Problem description> Output the data that follows exactly, line for line.
┌──
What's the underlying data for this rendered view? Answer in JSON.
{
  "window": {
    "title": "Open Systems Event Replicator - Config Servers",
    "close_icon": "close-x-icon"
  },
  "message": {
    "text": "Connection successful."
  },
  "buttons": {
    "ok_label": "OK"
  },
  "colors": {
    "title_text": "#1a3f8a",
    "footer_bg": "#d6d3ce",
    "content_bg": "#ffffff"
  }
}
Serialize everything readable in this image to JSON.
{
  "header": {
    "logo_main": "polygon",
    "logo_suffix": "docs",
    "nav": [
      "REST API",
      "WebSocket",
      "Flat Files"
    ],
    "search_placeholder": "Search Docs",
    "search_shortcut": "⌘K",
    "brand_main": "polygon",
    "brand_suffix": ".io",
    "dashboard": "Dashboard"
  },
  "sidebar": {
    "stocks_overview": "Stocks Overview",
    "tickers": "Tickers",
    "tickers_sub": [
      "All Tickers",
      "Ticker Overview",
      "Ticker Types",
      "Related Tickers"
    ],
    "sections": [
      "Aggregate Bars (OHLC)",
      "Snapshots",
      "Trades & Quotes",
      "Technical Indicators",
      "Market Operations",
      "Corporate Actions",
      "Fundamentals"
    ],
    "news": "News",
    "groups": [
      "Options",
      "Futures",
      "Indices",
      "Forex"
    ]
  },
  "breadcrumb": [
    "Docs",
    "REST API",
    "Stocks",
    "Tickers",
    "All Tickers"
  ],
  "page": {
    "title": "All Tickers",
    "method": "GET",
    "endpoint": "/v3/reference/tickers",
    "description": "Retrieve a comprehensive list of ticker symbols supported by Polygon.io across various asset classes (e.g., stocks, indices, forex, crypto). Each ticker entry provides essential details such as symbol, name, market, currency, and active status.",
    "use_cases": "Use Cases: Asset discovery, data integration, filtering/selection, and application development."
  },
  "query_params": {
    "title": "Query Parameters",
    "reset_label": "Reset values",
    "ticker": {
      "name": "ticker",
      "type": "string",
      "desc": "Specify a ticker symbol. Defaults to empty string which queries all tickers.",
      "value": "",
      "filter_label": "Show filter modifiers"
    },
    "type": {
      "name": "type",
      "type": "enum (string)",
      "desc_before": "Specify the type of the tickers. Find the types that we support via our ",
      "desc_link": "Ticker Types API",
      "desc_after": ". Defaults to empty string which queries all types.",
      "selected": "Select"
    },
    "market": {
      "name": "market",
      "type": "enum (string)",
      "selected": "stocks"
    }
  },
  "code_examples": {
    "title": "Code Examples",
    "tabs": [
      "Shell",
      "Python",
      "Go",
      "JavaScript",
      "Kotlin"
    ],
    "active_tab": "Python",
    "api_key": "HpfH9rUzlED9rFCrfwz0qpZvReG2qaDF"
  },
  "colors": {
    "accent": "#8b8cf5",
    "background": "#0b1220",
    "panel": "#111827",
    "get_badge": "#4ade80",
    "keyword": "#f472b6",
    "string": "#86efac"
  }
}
└──
Exercise answer>
What's the underlying data for this rendered view? Answer in JSON.
{
  "window": {
    "title": "Open Systems Event Replicator - Config Servers",
    "close_icon": "close-x-icon"
  },
  "message": {
    "text": "Connection successful."
  },
  "buttons": {
    "ok_label": "OK"
  },
  "colors": {
    "title_text": "#1a3f8a",
    "footer_bg": "#d6d3ce",
    "content_bg": "#ffffff"
  }
}
Serialize everything readable in this image to JSON.
{
  "header": {
    "logo_main": "polygon",
    "logo_suffix": "docs",
    "nav": [
      "REST API",
      "WebSocket",
      "Flat Files"
    ],
    "search_placeholder": "Search Docs",
    "search_shortcut": "⌘K",
    "brand_main": "polygon",
    "brand_suffix": ".io",
    "dashboard": "Dashboard"
  },
  "sidebar": {
    "stocks_overview": "Stocks Overview",
    "tickers": "Tickers",
    "tickers_sub": [
      "All Tickers",
      "Ticker Overview",
      "Ticker Types",
      "Related Tickers"
    ],
    "sections": [
      "Aggregate Bars (OHLC)",
      "Snapshots",
      "Trades & Quotes",
      "Technical Indicators",
      "Market Operations",
      "Corporate Actions",
      "Fundamentals"
    ],
    "news": "News",
    "groups": [
      "Options",
      "Futures",
      "Indices",
      "Forex"
    ]
  },
  "breadcrumb": [
    "Docs",
    "REST API",
    "Stocks",
    "Tickers",
    "All Tickers"
  ],
  "page": {
    "title": "All Tickers",
    "method": "GET",
    "endpoint": "/v3/reference/tickers",
    "description": "Retrieve a comprehensive list of ticker symbols supported by Polygon.io across various asset classes (e.g., stocks, indices, forex, crypto). Each ticker entry provides essential details such as symbol, name, market, currency, and active status.",
    "use_cases": "Use Cases: Asset discovery, data integration, filtering/selection, and application development."
  },
  "query_params": {
    "title": "Query Parameters",
    "reset_label": "Reset values",
    "ticker": {
      "name": "ticker",
      "type": "string",
      "desc": "Specify a ticker symbol. Defaults to empty string which queries all tickers.",
      "value": "",
      "filter_label": "Show filter modifiers"
    },
    "type": {
      "name": "type",
      "type": "enum (string)",
      "desc_before": "Specify the type of the tickers. Find the types that we support via our ",
      "desc_link": "Ticker Types API",
      "desc_after": ". Defaults to empty string which queries all types.",
      "selected": "Select"
    },
    "market": {
      "name": "market",
      "type": "enum (string)",
      "selected": "stocks"
    }
  },
  "code_examples": {
    "title": "Code Examples",
    "tabs": [
      "Shell",
      "Python",
      "Go",
      "JavaScript",
      "Kotlin"
    ],
    "active_tab": "Python",
    "api_key": "HpfH9rUzlED9rFCrfwz0qpZvReG2qaDF"
  },
  "colors": {
    "accent": "#8b8cf5",
    "background": "#0b1220",
    "panel": "#111827",
    "get_badge": "#4ade80",
    "keyword": "#f472b6",
    "string": "#86efac"
  }
}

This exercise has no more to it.